** start Input material **
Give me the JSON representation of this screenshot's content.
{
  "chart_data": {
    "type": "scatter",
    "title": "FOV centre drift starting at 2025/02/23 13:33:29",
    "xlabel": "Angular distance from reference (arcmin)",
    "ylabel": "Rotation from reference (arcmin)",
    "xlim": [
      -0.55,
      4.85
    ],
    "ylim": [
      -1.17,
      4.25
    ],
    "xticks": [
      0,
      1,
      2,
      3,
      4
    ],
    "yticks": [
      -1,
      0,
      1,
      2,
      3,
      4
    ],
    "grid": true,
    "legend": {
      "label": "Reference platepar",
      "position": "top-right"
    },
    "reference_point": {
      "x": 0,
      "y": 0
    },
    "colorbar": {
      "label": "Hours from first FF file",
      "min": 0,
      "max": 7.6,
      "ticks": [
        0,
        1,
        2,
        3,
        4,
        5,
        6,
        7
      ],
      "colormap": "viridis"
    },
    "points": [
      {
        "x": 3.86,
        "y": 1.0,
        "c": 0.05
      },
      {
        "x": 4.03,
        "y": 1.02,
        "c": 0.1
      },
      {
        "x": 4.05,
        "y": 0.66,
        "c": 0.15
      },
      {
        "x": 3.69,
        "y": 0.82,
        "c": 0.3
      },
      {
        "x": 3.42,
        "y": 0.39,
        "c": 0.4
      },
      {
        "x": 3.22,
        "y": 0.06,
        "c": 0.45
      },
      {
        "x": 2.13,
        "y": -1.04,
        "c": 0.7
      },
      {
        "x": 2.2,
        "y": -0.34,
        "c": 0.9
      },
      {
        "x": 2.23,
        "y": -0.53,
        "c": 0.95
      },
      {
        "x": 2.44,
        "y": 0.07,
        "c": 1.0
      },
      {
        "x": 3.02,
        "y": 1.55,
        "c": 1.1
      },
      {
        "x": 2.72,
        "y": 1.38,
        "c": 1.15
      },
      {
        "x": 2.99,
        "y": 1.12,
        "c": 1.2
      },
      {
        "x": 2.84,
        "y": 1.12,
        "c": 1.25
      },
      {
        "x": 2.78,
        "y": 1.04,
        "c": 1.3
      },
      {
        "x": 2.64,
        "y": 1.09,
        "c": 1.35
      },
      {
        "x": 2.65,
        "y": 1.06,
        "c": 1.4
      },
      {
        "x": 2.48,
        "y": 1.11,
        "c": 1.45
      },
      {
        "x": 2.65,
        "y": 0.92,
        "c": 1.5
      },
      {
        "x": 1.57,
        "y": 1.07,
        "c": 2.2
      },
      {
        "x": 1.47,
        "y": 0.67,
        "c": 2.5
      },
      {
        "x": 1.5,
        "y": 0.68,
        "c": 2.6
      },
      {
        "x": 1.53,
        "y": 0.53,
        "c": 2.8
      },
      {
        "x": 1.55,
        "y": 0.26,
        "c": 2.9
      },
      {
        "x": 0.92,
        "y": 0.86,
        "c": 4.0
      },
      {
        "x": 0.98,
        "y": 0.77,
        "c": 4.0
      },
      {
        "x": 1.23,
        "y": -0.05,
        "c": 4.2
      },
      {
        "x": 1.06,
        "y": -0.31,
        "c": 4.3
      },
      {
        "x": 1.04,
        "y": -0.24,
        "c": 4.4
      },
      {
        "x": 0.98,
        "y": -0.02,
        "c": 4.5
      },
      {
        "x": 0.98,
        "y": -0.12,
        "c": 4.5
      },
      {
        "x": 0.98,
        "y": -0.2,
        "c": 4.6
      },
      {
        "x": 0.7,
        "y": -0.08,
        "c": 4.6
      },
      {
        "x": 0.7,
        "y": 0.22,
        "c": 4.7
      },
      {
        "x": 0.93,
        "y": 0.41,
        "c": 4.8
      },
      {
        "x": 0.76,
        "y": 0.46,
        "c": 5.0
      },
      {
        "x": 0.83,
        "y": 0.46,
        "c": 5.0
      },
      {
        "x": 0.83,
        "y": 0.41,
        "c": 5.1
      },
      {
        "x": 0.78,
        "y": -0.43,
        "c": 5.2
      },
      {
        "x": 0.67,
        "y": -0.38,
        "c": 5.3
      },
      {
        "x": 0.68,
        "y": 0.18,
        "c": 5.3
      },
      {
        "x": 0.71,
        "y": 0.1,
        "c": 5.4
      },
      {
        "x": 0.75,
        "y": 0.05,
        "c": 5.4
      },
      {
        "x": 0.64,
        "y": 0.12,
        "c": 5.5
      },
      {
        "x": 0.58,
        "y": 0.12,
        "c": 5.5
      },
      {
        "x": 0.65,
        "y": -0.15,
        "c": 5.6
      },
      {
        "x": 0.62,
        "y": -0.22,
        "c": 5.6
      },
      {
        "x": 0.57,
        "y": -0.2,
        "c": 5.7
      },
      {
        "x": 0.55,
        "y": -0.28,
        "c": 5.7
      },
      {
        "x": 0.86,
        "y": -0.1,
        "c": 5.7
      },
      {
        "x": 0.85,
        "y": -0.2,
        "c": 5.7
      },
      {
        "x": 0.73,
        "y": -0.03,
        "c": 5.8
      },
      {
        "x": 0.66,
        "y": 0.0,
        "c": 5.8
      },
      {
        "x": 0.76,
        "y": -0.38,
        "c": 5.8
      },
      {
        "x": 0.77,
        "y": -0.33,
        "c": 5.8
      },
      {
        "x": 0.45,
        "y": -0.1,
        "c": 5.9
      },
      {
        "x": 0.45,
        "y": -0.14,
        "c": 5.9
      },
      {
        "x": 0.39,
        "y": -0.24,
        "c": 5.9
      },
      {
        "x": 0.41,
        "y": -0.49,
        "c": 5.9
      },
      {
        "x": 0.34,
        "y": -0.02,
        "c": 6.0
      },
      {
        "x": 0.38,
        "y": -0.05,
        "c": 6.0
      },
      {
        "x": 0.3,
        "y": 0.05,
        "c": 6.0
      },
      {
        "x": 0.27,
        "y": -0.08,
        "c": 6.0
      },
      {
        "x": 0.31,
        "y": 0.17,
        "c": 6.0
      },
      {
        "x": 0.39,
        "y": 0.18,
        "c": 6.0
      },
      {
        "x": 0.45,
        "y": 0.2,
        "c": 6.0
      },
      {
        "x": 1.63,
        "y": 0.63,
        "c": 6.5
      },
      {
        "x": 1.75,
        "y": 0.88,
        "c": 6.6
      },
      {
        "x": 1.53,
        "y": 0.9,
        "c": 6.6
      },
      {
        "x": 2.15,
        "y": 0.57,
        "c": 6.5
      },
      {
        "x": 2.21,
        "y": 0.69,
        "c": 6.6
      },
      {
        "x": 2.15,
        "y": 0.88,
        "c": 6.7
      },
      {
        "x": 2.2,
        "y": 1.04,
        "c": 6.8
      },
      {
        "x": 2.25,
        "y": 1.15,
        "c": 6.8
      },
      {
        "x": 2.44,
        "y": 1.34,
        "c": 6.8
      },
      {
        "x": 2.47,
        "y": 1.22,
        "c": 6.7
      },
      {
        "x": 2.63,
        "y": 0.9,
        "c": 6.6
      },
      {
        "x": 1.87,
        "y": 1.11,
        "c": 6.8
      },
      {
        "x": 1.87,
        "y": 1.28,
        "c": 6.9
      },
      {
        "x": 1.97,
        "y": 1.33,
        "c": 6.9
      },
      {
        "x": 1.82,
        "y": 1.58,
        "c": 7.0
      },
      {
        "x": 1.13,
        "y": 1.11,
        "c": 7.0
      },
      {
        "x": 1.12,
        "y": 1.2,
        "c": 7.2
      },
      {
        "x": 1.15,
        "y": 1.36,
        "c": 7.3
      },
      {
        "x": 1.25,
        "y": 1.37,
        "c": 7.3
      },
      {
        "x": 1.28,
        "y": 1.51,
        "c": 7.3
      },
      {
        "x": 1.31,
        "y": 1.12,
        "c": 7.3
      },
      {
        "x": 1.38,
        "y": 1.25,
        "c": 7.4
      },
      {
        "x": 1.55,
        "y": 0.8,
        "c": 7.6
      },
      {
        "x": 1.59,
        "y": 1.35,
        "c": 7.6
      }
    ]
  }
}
** end Input material **
Given instruction: List all lines in the material containing the string "from".

Solution:
    "xlabel": "Angular distance from reference (arcmin)",
    "ylabel": "Rotation from reference (arcmin)",
      "label": "Hours from first FF file",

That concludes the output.